> What is needed
Write out the listing exactly as it is given.

*** Provided information

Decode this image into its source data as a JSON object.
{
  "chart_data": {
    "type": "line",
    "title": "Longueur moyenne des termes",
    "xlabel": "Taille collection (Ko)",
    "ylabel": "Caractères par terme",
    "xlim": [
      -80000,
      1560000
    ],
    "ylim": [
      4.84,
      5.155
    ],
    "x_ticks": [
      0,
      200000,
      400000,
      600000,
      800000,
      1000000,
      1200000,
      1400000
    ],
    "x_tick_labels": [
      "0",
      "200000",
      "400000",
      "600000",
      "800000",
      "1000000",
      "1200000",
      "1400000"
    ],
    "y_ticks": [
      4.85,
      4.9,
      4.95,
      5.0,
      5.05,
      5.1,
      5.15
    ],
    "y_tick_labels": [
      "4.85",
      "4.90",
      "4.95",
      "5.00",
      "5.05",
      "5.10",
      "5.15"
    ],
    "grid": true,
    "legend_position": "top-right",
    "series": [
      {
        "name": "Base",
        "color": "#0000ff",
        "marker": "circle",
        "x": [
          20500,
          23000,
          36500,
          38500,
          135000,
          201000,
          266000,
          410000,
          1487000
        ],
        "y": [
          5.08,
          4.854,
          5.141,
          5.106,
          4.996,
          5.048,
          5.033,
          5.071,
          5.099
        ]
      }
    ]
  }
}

******

> Reply to the task
Decode this image into its source data as a JSON object.
{
  "chart_data": {
    "type": "line",
    "title": "Longueur moyenne des termes",
    "xlabel": "Taille collection (Ko)",
    "ylabel": "Caractères par terme",
    "xlim": [
      -80000,
      1560000
    ],
    "ylim": [
      4.84,
      5.155
    ],
    "x_ticks": [
      0,
      200000,
      400000,
      600000,
      800000,
      1000000,
      1200000,
      1400000
    ],
    "x_tick_labels": [
      "0",
      "200000",
      "400000",
      "600000",
      "800000",
      "1000000",
      "1200000",
      "1400000"
    ],
    "y_ticks": [
      4.85,
      4.9,
      4.95,
      5.0,
      5.05,
      5.1,
      5.15
    ],
    "y_tick_labels": [
      "4.85",
      "4.90",
      "4.95",
      "5.00",
      "5.05",
      "5.10",
      "5.15"
    ],
    "grid": true,
    "legend_position": "top-right",
    "series": [
      {
        "name": "Base",
        "color": "#0000ff",
        "marker": "circle",
        "x": [
          20500,
          23000,
          36500,
          38500,
          135000,
          201000,
          266000,
          410000,
          1487000
        ],
        "y": [
          5.08,
          4.854,
          5.141,
          5.106,
          4.996,
          5.048,
          5.033,
          5.071,
          5.099
        ]
      }
    ]
  }
}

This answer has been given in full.